→ Consigne écrite A: Dans les entrées, recopiez uniquement la portion qui va de la ligne contenant « - badge-line-cards: Credit » jusqu'à celle contenant « - home-icon[interactable]: [875, 183, 924, 232] », bornes comprises, en substituant « McLeod Ganj » à « Mcleodganj » et sans rien modifier d'autre.

→ Passage fourni:
------------
Au dix-septième siècle, un gentilhomme vénitien est pris par les corsaires et amené à Istanbul où il se débrouille pour survivre se faisant passer pour un médecin et, grâce à sa capacité d’adaptation, se fait protéger par un vizir, et vient à connaître le sultan et son astrologue. Celui-ci l’achète à son service. Le maître a, avec le Vénitien, une ressemblance telle, qu’il est difficile de les distinguer l’un de l’autre. Les deux se lient, non pas d’amitié, mais de curiosité réciproque, finissent par devenir inséparables, par vivre ensemble, par travailler ensemble. Ils échangent leurs connaissances techniques, mais surtout leurs méfiances, leurs mauvaises humeurs. Ils passent leurs journées à élaborer des textes où ils extériorisent leurs pensées secrètes. Il arrive aussi qu’ils se substituent l’un l’autre auprès du Sultan. Or l’Empire ottoman est en train d’élargir ses frontières vers l’Occident, et le Sultan confie à l’astrologue une arme pour détruire les fortifications des pays où ils avancent en conquérants. Après maints essais, l’arme est enfin prête et les deux partent avec l’armée, escortant ce canon sur roues qui est censé être infaillible. Lorsqu’ils arrivent
aux murs de la Forteresse blanche, l’arme s’embourbe et refuse de fonctionner. Après quoi, l’un des deux retourne à Istanbul, mais il est impossible de savoir lequel des deux a survécu et est rentré chez lui.
------------
→ Matériel fourni:
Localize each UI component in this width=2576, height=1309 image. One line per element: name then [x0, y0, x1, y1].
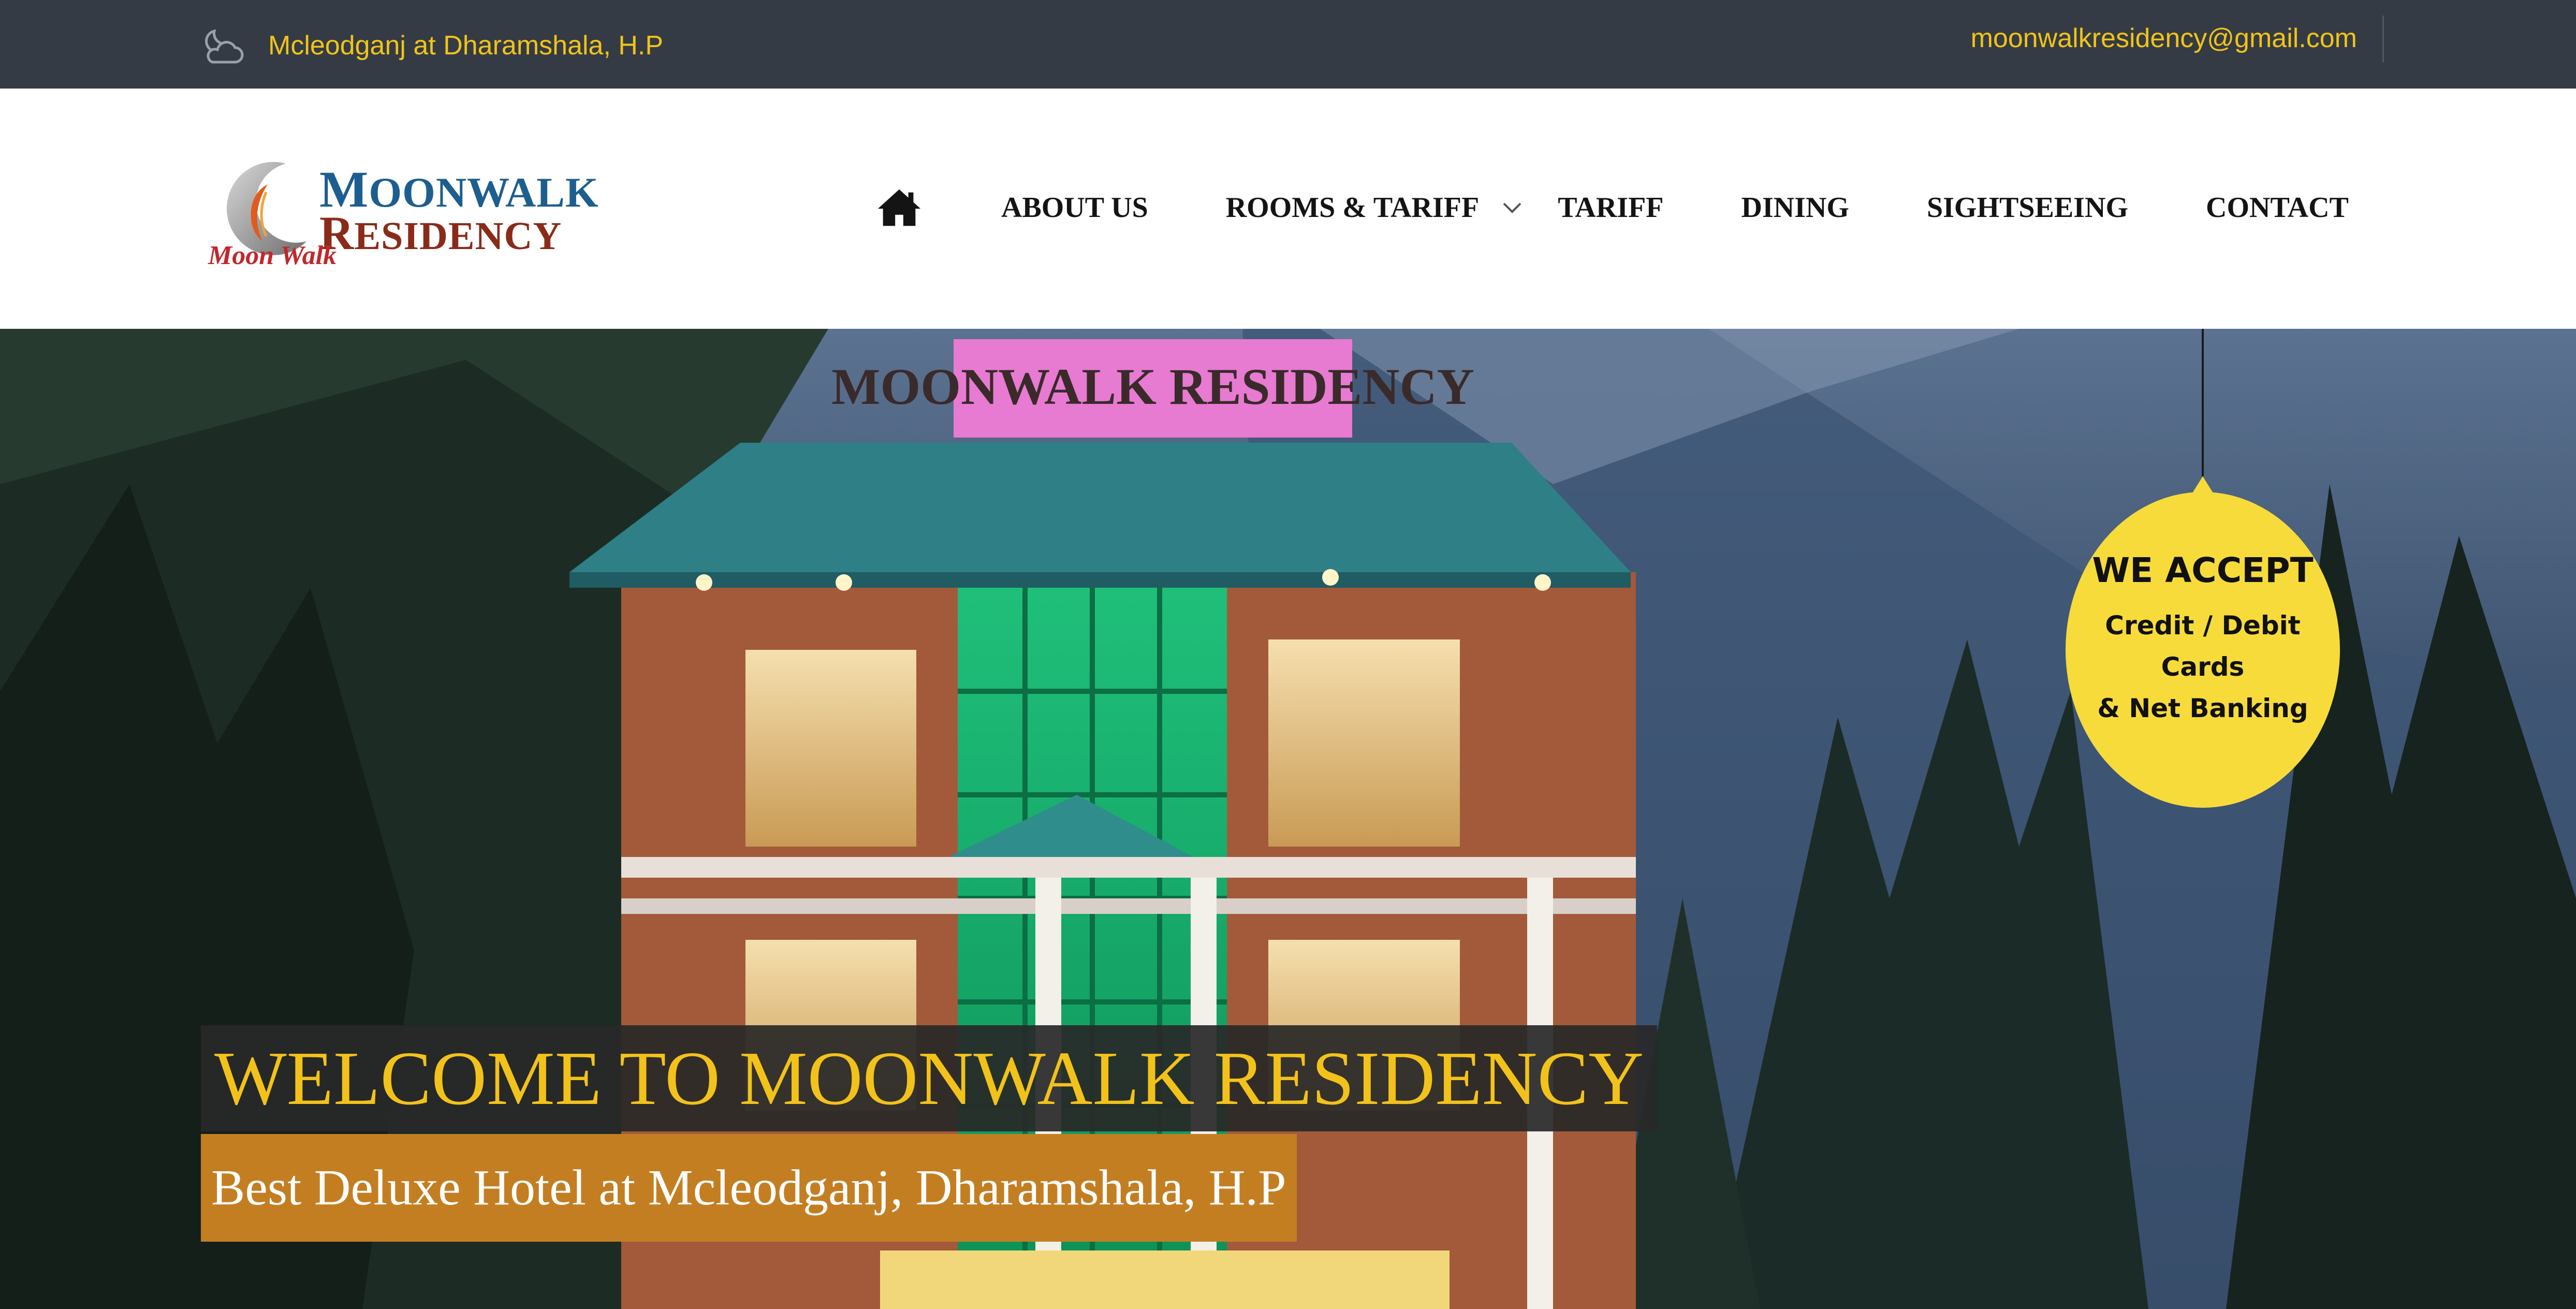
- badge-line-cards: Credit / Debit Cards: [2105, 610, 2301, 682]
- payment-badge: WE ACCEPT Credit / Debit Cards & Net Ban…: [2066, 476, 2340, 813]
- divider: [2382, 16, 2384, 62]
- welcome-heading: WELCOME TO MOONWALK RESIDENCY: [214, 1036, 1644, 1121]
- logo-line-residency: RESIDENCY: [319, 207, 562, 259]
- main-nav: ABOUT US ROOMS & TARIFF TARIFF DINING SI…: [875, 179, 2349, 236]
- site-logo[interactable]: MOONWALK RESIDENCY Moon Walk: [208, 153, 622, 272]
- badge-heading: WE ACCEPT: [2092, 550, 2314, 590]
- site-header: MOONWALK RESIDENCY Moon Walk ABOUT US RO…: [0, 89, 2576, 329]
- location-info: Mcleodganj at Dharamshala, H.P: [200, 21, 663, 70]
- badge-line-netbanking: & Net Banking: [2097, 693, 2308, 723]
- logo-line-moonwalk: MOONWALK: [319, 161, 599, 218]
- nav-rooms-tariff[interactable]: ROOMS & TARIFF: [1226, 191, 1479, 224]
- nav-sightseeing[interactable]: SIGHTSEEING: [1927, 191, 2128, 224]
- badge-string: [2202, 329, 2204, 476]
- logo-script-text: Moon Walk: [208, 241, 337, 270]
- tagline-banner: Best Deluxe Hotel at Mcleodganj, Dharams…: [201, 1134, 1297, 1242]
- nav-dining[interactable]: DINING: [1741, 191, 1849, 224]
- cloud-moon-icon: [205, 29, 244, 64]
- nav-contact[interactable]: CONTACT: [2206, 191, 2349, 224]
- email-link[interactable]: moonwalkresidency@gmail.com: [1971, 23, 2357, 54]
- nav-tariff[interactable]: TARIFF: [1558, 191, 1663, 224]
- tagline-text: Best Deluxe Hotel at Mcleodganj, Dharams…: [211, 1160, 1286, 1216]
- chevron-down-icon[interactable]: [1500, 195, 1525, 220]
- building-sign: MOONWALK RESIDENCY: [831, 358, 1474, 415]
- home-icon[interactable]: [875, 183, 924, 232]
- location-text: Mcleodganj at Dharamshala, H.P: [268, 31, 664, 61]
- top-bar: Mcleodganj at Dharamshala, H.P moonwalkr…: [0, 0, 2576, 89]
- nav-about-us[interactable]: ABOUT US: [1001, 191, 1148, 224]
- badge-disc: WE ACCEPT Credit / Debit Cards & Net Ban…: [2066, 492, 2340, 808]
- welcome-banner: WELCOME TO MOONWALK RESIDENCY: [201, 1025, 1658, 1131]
------------
→ Consigne écrite B: Selon le passage fourni sur le gentilhomme vénitien, devant quel lieu l'arme s'embourbe-t-elle et refuse-t-elle de fonctionner ?

→ Réponse finale A:
- badge-line-cards: Credit / Debit Cards: [2105, 610, 2301, 682]
- payment-badge: WE ACCEPT Credit / Debit Cards & Net Ban…: [2066, 476, 2340, 813]
- divider: [2382, 16, 2384, 62]
- welcome-heading: WELCOME TO MOONWALK RESIDENCY: [214, 1036, 1644, 1121]
- logo-line-residency: RESIDENCY: [319, 207, 562, 259]
- main-nav: ABOUT US ROOMS & TARIFF TARIFF DINING SI…: [875, 179, 2349, 236]
- site-logo[interactable]: MOONWALK RESIDENCY Moon Walk: [208, 153, 622, 272]
- badge-heading: WE ACCEPT: [2092, 550, 2314, 590]
- site-header: MOONWALK RESIDENCY Moon Walk ABOUT US RO…: [0, 89, 2576, 329]
- location-info: McLeod Ganj at Dharamshala, H.P: [200, 21, 663, 70]
- badge-line-netbanking: & Net Banking: [2097, 693, 2308, 723]
- logo-line-moonwalk: MOONWALK: [319, 161, 599, 218]
- nav-rooms-tariff[interactable]: ROOMS & TARIFF: [1226, 191, 1479, 224]
- nav-sightseeing[interactable]: SIGHTSEEING: [1927, 191, 2128, 224]
- badge-string: [2202, 329, 2204, 476]
- logo-script-text: Moon Walk: [208, 241, 337, 270]
- tagline-banner: Best Deluxe Hotel at McLeod Ganj, Dharams…: [201, 1134, 1297, 1242]
- nav-dining[interactable]: DINING: [1741, 191, 1849, 224]
- cloud-moon-icon: [205, 29, 244, 64]
- nav-contact[interactable]: CONTACT: [2206, 191, 2349, 224]
- email-link[interactable]: moonwalkresidency@gmail.com: [1971, 23, 2357, 54]
- nav-tariff[interactable]: TARIFF: [1558, 191, 1663, 224]
- tagline-text: Best Deluxe Hotel at McLeod Ganj, Dharams…: [211, 1160, 1286, 1216]
- chevron-down-icon[interactable]: [1500, 195, 1525, 220]
- building-sign: MOONWALK RESIDENCY: [831, 358, 1474, 415]
- home-icon[interactable]: [875, 183, 924, 232]

→ Réponse finale B: Devant les murs de la Forteresse blanche.